— start of ROWS —

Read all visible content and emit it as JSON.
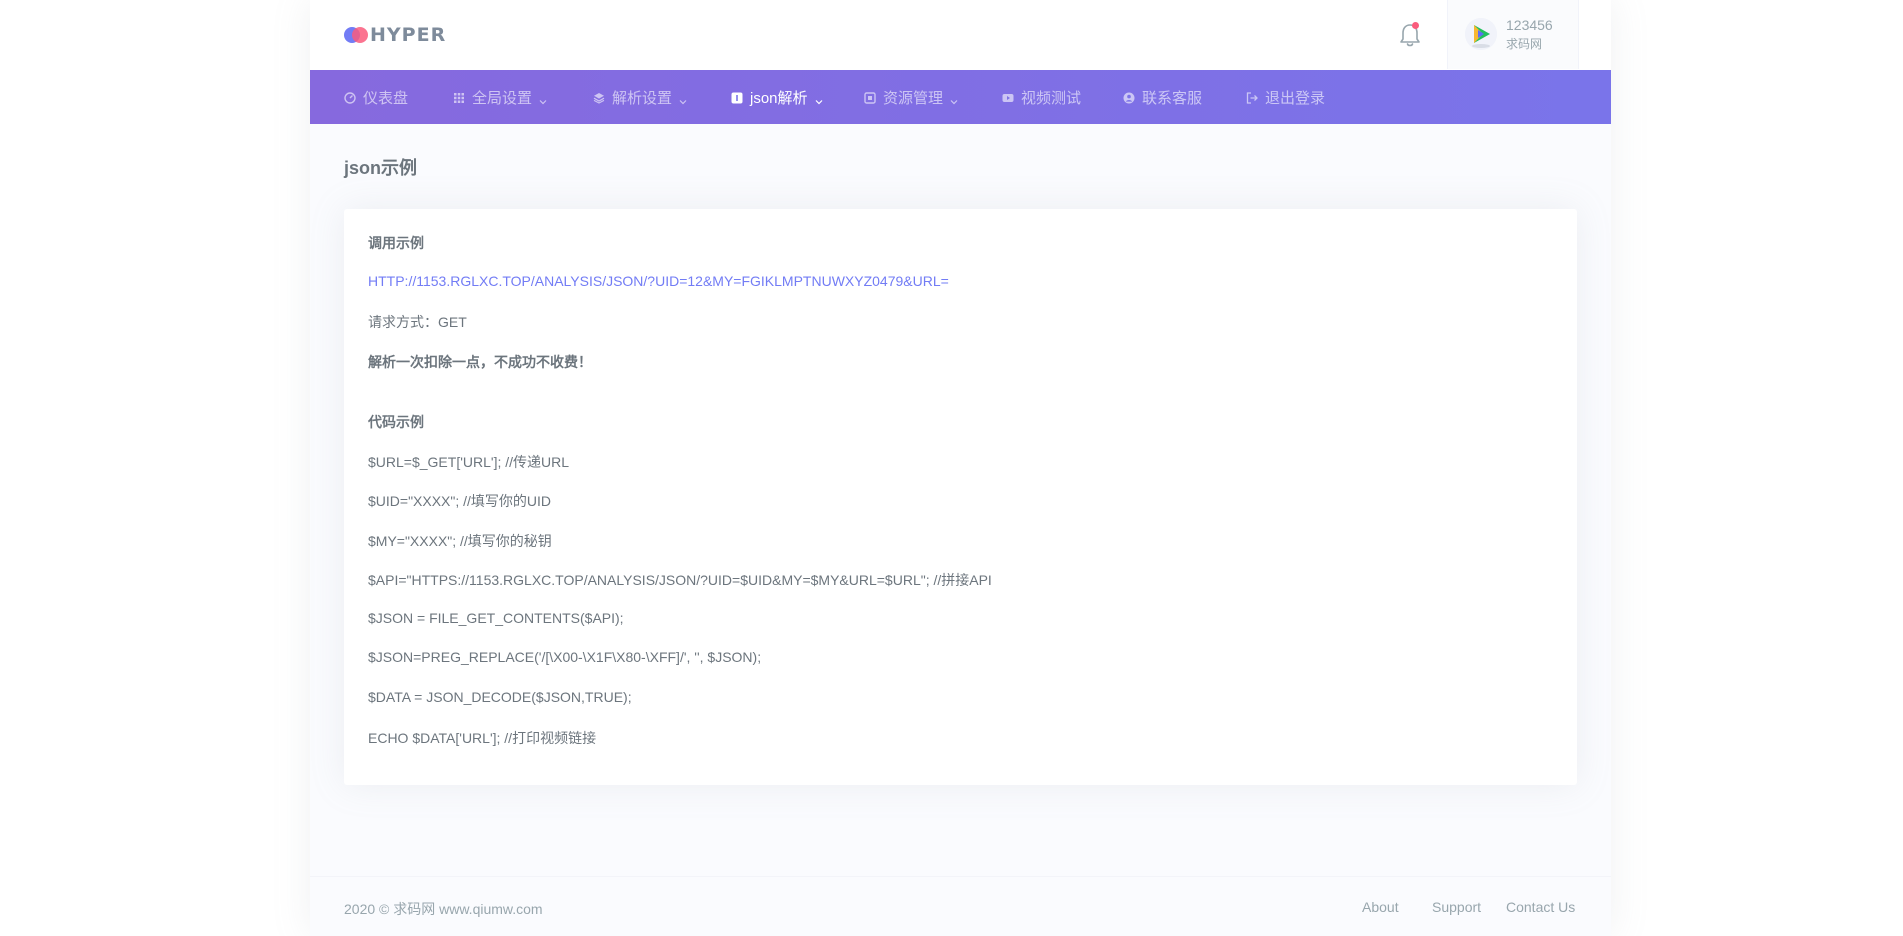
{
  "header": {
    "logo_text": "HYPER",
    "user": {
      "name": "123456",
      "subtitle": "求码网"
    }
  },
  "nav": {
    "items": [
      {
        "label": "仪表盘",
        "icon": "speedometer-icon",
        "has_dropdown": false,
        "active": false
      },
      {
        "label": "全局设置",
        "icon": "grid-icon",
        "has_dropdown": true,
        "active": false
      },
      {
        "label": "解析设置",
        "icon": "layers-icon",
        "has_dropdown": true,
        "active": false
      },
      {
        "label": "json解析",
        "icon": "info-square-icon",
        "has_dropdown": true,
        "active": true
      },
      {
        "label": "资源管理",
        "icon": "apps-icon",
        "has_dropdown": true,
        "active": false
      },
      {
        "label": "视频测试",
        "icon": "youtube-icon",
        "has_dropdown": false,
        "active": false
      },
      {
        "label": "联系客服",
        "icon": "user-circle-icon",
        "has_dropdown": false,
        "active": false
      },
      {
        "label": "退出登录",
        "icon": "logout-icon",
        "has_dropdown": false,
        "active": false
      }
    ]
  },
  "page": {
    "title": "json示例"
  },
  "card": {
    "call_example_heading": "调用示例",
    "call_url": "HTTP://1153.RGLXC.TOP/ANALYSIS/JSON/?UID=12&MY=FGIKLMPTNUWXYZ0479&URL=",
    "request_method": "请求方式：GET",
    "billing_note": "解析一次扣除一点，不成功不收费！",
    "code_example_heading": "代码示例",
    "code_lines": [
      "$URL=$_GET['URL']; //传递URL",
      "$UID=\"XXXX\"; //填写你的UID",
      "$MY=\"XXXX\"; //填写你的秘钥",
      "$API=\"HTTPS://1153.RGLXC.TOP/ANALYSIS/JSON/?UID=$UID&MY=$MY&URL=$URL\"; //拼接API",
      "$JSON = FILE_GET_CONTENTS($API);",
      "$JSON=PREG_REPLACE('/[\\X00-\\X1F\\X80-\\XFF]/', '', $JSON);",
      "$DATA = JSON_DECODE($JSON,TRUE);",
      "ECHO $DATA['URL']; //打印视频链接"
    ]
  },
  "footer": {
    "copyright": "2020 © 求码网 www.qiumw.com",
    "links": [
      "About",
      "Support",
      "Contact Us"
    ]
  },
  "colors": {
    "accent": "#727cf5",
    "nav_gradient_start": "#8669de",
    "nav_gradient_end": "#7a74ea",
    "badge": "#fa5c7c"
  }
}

— end of ROWS —
— start of ROWS —

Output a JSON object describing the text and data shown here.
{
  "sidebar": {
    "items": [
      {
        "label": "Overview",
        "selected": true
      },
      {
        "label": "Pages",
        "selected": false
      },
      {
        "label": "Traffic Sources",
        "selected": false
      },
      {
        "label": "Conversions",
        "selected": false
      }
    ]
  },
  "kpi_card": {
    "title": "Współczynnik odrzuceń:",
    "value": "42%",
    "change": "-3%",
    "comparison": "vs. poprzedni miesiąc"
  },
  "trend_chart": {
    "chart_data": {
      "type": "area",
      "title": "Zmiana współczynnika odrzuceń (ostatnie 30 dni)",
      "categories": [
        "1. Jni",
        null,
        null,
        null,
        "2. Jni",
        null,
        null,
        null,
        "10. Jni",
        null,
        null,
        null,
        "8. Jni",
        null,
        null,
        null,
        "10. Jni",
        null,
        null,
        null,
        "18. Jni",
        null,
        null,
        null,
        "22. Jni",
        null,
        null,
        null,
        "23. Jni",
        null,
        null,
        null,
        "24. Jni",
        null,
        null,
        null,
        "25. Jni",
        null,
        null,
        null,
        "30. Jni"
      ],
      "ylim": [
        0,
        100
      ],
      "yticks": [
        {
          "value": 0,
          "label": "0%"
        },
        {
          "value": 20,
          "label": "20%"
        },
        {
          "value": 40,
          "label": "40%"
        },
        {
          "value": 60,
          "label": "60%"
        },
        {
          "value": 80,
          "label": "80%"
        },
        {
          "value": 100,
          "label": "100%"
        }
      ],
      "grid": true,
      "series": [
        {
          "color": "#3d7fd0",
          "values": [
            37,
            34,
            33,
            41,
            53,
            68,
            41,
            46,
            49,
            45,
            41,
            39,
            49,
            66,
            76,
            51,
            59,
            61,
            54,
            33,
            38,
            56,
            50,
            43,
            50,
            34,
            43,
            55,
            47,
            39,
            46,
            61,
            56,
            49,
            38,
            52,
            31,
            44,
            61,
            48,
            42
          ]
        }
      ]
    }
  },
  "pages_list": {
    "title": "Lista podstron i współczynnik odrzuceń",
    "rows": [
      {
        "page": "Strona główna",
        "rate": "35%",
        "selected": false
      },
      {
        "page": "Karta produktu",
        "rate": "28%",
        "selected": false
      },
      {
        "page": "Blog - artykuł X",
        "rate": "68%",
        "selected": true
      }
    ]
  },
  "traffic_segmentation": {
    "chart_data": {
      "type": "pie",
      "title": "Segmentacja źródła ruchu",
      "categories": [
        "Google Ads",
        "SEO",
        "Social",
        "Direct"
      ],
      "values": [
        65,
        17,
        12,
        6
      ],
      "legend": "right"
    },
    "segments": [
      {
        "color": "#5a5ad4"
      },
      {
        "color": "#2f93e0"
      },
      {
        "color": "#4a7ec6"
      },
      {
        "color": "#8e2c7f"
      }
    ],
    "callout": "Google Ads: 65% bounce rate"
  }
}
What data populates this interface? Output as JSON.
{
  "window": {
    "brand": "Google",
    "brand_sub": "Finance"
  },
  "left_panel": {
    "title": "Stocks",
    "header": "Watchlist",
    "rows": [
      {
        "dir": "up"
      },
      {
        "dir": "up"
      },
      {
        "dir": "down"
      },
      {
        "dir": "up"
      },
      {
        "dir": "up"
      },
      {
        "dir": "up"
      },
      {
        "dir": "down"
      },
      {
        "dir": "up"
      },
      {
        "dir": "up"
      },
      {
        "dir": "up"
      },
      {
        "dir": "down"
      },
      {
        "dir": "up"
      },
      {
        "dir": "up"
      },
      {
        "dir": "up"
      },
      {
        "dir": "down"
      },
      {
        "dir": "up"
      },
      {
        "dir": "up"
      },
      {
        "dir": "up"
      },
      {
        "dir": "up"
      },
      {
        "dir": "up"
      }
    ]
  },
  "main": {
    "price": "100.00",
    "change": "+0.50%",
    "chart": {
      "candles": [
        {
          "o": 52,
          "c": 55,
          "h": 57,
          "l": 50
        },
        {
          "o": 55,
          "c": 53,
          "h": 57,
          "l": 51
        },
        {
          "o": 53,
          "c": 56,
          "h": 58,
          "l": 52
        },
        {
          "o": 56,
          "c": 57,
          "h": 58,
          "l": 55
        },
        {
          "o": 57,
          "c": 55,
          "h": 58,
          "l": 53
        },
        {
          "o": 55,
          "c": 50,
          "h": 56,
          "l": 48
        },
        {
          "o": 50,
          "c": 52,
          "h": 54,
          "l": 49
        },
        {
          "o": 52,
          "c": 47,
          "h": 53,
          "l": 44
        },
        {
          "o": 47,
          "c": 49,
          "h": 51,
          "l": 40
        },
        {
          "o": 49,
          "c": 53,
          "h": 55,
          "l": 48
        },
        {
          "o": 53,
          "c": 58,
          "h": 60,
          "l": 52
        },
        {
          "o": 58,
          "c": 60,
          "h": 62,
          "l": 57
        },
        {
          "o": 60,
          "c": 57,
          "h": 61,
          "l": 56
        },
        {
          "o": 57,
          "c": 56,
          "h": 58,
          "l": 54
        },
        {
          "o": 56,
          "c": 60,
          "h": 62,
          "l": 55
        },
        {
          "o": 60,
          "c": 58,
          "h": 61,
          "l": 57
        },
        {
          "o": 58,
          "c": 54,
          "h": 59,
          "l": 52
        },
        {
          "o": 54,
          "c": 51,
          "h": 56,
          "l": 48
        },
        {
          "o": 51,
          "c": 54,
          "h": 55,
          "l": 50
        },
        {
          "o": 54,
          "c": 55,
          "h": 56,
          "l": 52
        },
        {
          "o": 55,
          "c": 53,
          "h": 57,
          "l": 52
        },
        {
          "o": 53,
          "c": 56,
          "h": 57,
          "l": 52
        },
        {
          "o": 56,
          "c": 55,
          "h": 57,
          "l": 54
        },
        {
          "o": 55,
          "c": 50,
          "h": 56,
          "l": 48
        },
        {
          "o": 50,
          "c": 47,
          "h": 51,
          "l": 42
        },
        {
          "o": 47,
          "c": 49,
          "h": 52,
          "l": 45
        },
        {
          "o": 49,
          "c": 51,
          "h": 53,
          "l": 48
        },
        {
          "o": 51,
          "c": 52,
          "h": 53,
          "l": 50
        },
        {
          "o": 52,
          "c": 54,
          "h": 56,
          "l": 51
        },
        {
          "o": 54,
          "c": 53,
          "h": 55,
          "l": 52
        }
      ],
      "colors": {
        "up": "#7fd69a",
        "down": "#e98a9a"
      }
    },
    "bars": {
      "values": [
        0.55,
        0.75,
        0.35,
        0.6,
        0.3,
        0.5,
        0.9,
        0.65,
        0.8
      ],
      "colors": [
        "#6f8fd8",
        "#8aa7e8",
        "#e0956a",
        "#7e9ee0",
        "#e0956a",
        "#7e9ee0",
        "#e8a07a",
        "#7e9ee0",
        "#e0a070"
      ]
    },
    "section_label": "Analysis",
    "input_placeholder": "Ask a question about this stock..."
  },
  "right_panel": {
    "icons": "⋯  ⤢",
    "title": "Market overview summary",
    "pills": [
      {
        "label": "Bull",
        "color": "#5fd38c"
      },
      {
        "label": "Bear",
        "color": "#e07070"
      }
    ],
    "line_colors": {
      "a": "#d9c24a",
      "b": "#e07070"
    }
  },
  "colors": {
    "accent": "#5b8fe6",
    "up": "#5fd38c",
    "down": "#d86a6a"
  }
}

— end of ROWS —

Within the material above, find the lines that contain the word "this"; copy them.

- _SOLUTION TO THE PROBLEM_
What data populates this interface? Output as JSON.
    "input_placeholder": "Ask a question about this stock..."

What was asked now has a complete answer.